> Material supplied:
☆ ☆ ☆ ☆
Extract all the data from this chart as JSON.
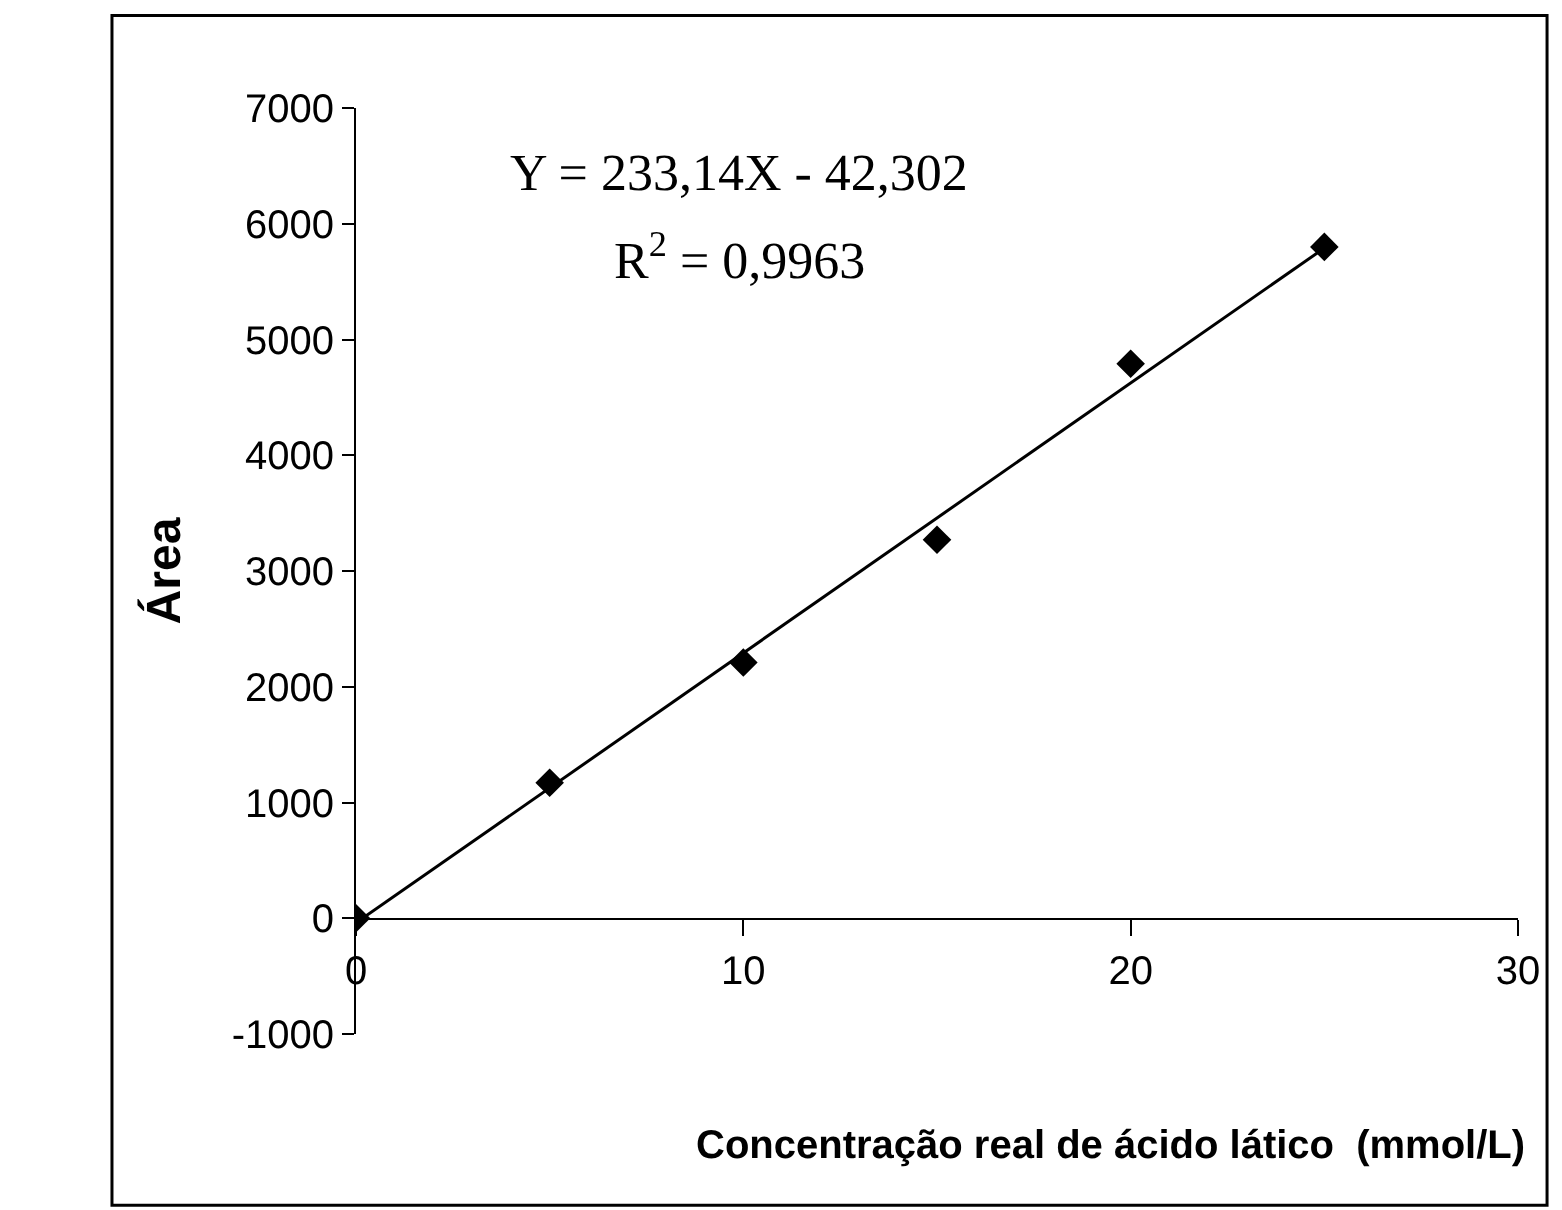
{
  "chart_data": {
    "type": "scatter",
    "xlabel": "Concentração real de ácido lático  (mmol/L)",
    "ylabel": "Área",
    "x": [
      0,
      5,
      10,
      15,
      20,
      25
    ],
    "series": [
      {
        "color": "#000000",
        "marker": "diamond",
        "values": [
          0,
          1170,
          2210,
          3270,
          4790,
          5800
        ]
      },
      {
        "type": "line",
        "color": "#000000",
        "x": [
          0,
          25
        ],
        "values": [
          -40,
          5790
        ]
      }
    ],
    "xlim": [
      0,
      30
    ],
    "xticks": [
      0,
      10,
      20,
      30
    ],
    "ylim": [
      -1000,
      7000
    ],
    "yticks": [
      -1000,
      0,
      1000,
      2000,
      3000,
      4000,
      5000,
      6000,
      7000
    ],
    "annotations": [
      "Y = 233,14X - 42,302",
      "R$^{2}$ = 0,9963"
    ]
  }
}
☆ ☆ ☆ ☆
> To be done:
Word for word, quote the full listing, omitting every picture.

> Output of the exercise:
Extract all the data from this chart as JSON.
{
  "chart_data": {
    "type": "scatter",
    "xlabel": "Concentração real de ácido lático  (mmol/L)",
    "ylabel": "Área",
    "x": [
      0,
      5,
      10,
      15,
      20,
      25
    ],
    "series": [
      {
        "color": "#000000",
        "marker": "diamond",
        "values": [
          0,
          1170,
          2210,
          3270,
          4790,
          5800
        ]
      },
      {
        "type": "line",
        "color": "#000000",
        "x": [
          0,
          25
        ],
        "values": [
          -40,
          5790
        ]
      }
    ],
    "xlim": [
      0,
      30
    ],
    "xticks": [
      0,
      10,
      20,
      30
    ],
    "ylim": [
      -1000,
      7000
    ],
    "yticks": [
      -1000,
      0,
      1000,
      2000,
      3000,
      4000,
      5000,
      6000,
      7000
    ],
    "annotations": [
      "Y = 233,14X - 42,302",
      "R$^{2}$ = 0,9963"
    ]
  }
}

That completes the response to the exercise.